__Given request__.
Rewrite the material starting at its beginning and ending at the line containing "Text: Chakravarthi K.K et", renaming "Text" as "Label" and leaving everything else unchanged.

__Region and label listings__.
-----
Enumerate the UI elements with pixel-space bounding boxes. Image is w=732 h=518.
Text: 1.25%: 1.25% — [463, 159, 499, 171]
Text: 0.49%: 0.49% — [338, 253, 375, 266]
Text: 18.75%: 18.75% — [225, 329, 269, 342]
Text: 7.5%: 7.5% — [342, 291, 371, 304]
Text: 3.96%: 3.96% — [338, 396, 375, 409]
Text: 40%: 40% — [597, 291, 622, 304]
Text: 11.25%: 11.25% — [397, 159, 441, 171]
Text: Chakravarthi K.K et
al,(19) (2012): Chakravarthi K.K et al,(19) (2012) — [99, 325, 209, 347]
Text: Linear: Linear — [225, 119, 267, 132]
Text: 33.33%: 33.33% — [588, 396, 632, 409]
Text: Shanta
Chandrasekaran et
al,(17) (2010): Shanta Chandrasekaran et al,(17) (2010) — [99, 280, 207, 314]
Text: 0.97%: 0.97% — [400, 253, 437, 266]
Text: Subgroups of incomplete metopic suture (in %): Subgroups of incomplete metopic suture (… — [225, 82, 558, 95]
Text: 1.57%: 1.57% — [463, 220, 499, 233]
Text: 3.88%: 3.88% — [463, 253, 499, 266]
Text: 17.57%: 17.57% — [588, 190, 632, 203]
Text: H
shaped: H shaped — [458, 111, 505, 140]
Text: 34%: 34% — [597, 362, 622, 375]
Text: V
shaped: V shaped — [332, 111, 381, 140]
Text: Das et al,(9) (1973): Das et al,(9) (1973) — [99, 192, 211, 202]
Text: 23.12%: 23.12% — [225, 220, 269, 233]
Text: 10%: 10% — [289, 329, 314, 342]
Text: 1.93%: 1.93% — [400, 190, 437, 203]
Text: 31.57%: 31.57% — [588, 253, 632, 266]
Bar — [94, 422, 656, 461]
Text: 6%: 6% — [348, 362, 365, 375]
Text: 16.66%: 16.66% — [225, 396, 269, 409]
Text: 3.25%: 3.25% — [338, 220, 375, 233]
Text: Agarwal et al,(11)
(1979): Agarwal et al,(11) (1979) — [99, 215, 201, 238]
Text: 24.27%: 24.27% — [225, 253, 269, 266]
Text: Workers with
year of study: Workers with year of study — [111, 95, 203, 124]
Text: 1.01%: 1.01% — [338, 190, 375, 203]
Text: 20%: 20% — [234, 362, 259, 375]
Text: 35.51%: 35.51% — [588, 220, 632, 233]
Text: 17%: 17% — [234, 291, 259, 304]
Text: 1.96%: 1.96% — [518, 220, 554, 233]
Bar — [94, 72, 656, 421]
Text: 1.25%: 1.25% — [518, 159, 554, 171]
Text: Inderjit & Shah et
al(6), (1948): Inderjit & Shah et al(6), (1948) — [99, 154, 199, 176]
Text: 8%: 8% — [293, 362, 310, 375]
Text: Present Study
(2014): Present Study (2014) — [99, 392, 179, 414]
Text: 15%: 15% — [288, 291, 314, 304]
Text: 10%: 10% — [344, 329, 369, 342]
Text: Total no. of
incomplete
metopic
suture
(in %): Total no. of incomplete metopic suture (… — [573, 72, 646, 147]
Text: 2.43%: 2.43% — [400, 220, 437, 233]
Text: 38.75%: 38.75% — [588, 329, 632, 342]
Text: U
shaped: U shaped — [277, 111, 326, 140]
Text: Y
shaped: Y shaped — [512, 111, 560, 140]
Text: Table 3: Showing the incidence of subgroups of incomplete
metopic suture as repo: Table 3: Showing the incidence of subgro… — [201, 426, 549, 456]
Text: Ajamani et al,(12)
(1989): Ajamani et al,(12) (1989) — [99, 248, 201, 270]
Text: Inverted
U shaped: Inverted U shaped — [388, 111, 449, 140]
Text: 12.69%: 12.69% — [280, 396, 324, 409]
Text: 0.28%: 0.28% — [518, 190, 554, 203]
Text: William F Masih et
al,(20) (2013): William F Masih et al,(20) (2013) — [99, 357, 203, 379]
-----
__Result of this task__.
Enumerate the UI elements with pixel-space bounding boxes. Image is w=732 h=518.
Label: 1.25%: 1.25% — [463, 159, 499, 171]
Label: 0.49%: 0.49% — [338, 253, 375, 266]
Label: 18.75%: 18.75% — [225, 329, 269, 342]
Label: 7.5%: 7.5% — [342, 291, 371, 304]
Label: 3.96%: 3.96% — [338, 396, 375, 409]
Label: 40%: 40% — [597, 291, 622, 304]
Label: 11.25%: 11.25% — [397, 159, 441, 171]
Label: Chakravarthi K.K et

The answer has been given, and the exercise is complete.